DO THIS:
Output each entry that follows exactly. Images stay out.

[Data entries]
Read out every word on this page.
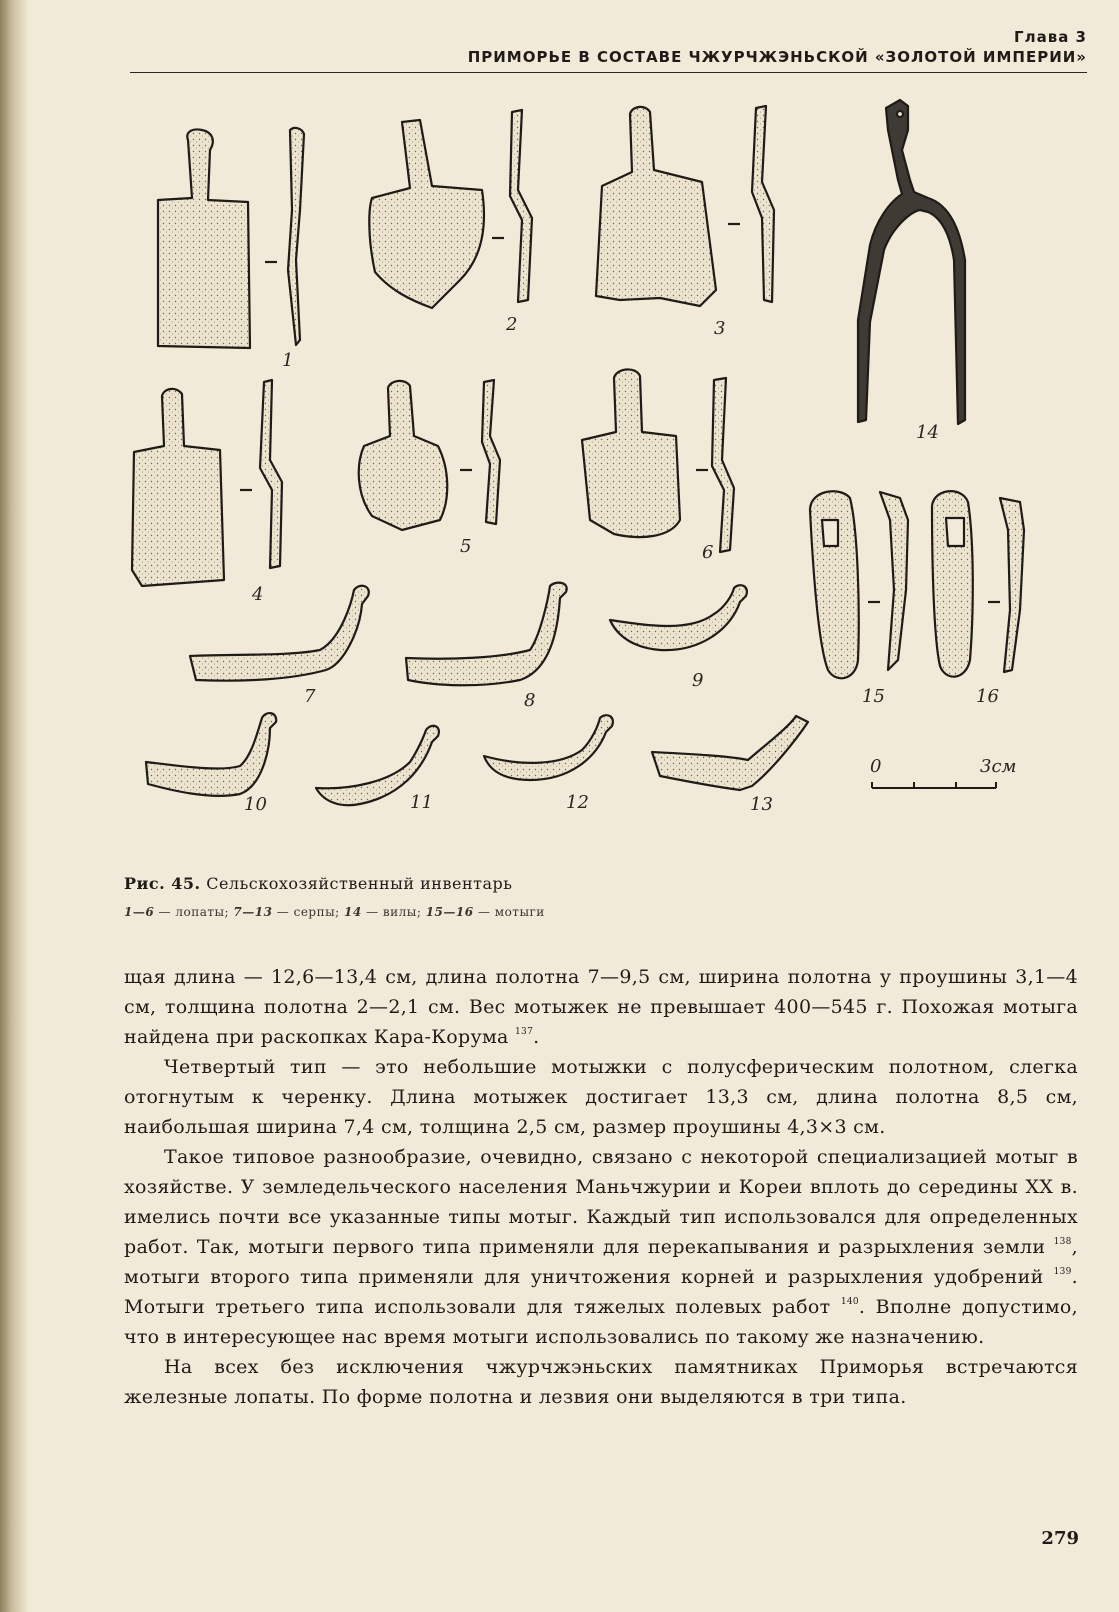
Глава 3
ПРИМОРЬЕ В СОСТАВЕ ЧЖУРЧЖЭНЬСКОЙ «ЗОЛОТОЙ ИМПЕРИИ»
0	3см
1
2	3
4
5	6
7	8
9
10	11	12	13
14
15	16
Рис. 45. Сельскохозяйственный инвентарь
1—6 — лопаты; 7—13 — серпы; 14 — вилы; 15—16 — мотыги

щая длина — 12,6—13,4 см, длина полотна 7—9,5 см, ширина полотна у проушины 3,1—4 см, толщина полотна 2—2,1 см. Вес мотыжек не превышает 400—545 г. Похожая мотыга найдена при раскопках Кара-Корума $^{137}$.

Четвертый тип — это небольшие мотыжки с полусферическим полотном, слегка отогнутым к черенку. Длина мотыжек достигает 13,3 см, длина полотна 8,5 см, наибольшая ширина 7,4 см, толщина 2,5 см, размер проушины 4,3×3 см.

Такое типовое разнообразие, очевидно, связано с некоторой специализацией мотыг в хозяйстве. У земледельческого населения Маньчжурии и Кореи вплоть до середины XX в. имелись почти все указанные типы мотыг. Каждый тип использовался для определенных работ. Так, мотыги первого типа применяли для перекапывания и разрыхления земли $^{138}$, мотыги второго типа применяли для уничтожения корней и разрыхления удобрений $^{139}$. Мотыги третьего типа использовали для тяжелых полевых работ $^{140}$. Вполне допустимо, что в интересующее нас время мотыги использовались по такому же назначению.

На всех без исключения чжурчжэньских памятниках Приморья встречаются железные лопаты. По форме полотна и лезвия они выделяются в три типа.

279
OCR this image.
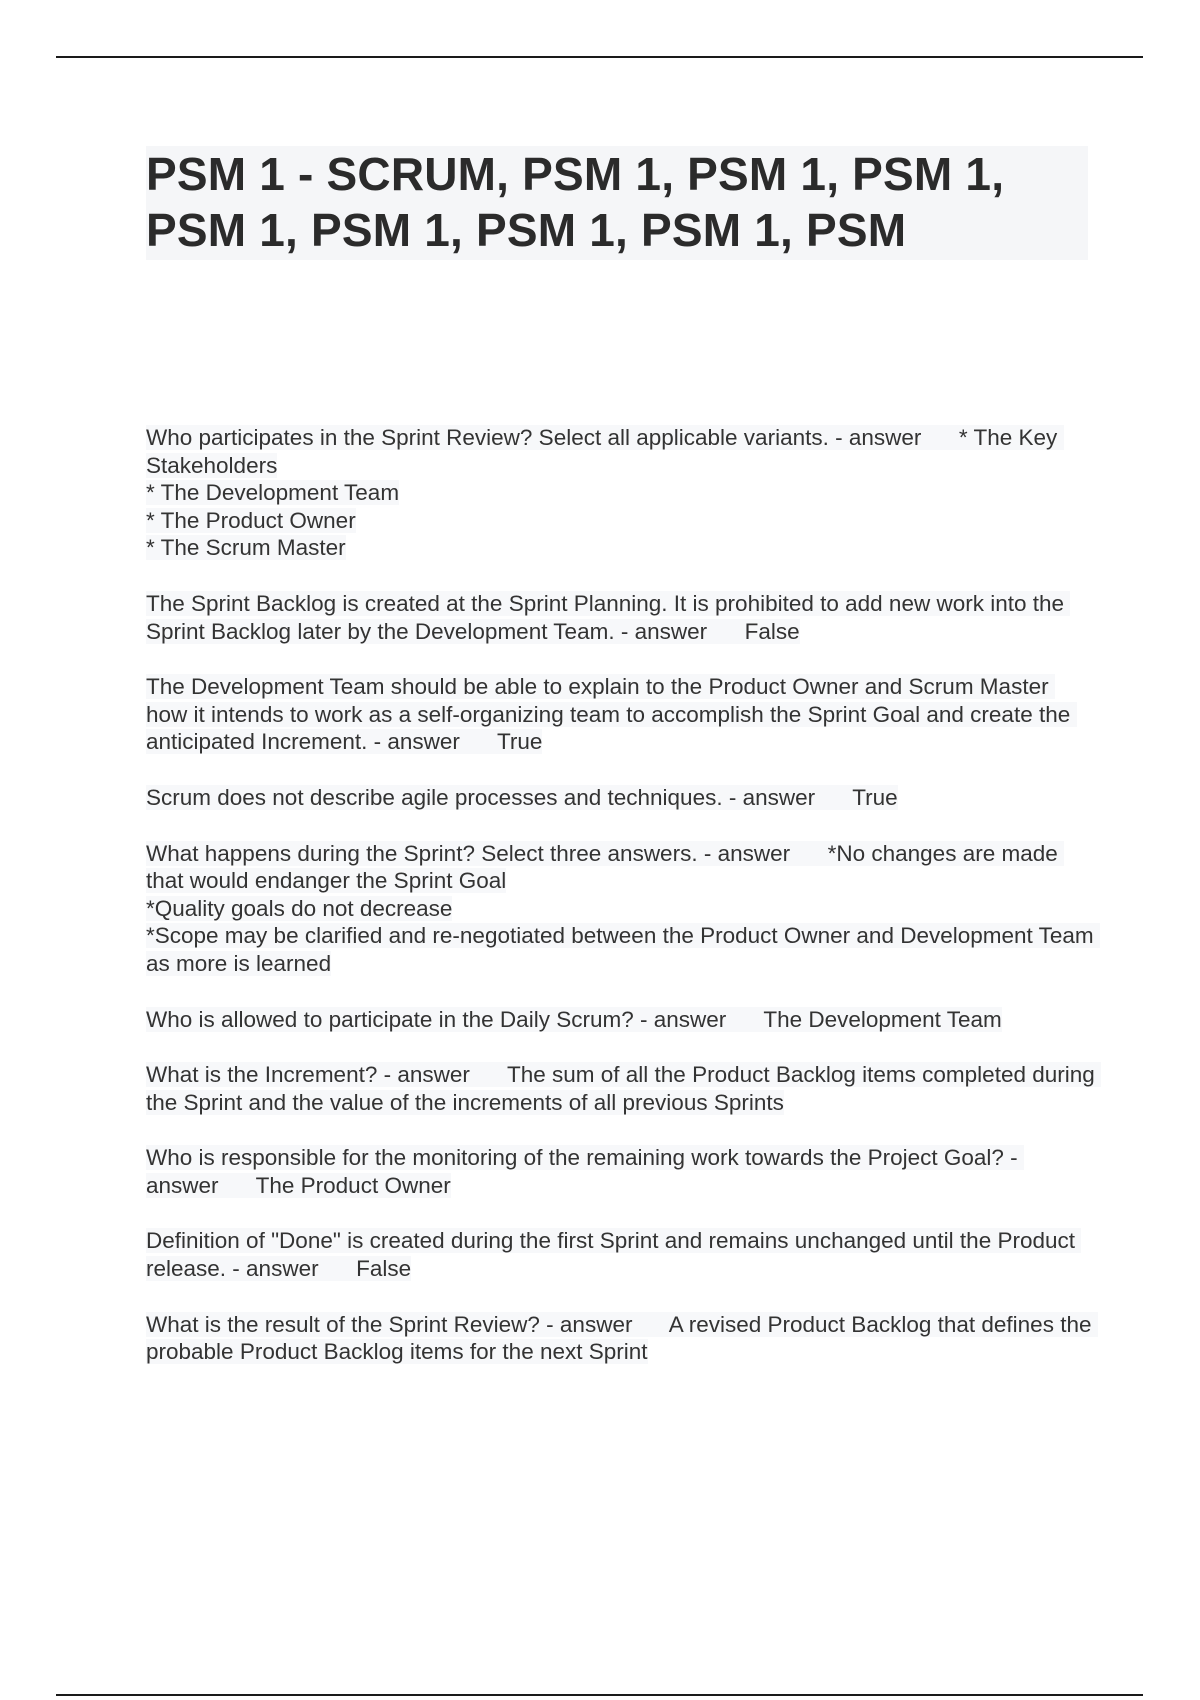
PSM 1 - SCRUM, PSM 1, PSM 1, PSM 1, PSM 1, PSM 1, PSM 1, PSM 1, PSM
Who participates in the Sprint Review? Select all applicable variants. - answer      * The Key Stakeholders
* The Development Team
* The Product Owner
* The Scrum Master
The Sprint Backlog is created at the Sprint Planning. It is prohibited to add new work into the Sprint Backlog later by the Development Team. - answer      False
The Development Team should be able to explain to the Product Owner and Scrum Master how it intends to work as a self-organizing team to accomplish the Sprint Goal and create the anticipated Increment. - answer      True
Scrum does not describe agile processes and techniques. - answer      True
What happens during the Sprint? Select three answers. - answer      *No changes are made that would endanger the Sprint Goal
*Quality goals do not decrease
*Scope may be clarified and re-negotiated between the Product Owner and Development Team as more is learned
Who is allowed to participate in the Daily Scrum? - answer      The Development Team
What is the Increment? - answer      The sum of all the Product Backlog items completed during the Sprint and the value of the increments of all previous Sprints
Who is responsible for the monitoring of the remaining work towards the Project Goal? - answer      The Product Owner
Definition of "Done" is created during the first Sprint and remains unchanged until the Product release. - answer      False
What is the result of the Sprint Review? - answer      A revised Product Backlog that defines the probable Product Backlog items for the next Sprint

WRITTEN RESPONSE:
Read out every word on this page.
Глава 3
ПРИМОРЬЕ В СОСТАВЕ ЧЖУРЧЖЭНЬСКОЙ «ЗОЛОТОЙ ИМПЕРИИ»
0	3см
1
2	3
4
5	6
7	8
9
10	11	12	13
14
15	16
Рис. 45. Сельскохозяйственный инвентарь
1—6 — лопаты; 7—13 — серпы; 14 — вилы; 15—16 — мотыги

щая длина — 12,6—13,4 см, длина полотна 7—9,5 см, ширина полотна у проушины 3,1—4 см, толщина полотна 2—2,1 см. Вес мотыжек не превышает 400—545 г. Похожая мотыга найдена при раскопках Кара-Корума $^{137}$.

Четвертый тип — это небольшие мотыжки с полусферическим полотном, слегка отогнутым к черенку. Длина мотыжек достигает 13,3 см, длина полотна 8,5 см, наибольшая ширина 7,4 см, толщина 2,5 см, размер проушины 4,3×3 см.

Такое типовое разнообразие, очевидно, связано с некоторой специализацией мотыг в хозяйстве. У земледельческого населения Маньчжурии и Кореи вплоть до середины XX в. имелись почти все указанные типы мотыг. Каждый тип использовался для определенных работ. Так, мотыги первого типа применяли для перекапывания и разрыхления земли $^{138}$, мотыги второго типа применяли для уничтожения корней и разрыхления удобрений $^{139}$. Мотыги третьего типа использовали для тяжелых полевых работ $^{140}$. Вполне допустимо, что в интересующее нас время мотыги использовались по такому же назначению.

На всех без исключения чжурчжэньских памятниках Приморья встречаются железные лопаты. По форме полотна и лезвия они выделяются в три типа.

279
OCR this image.
PSM 1 - SCRUM, PSM 1, PSM 1, PSM 1, PSM 1, PSM 1, PSM 1, PSM 1, PSM
Who participates in the Sprint Review? Select all applicable variants. - answer      * The Key Stakeholders
* The Development Team
* The Product Owner
* The Scrum Master
The Sprint Backlog is created at the Sprint Planning. It is prohibited to add new work into the Sprint Backlog later by the Development Team. - answer      False
The Development Team should be able to explain to the Product Owner and Scrum Master how it intends to work as a self-organizing team to accomplish the Sprint Goal and create the anticipated Increment. - answer      True
Scrum does not describe agile processes and techniques. - answer      True
What happens during the Sprint? Select three answers. - answer      *No changes are made that would endanger the Sprint Goal
*Quality goals do not decrease
*Scope may be clarified and re-negotiated between the Product Owner and Development Team as more is learned
Who is allowed to participate in the Daily Scrum? - answer      The Development Team
What is the Increment? - answer      The sum of all the Product Backlog items completed during the Sprint and the value of the increments of all previous Sprints
Who is responsible for the monitoring of the remaining work towards the Project Goal? - answer      The Product Owner
Definition of "Done" is created during the first Sprint and remains unchanged until the Product release. - answer      False
What is the result of the Sprint Review? - answer      A revised Product Backlog that defines the probable Product Backlog items for the next Sprint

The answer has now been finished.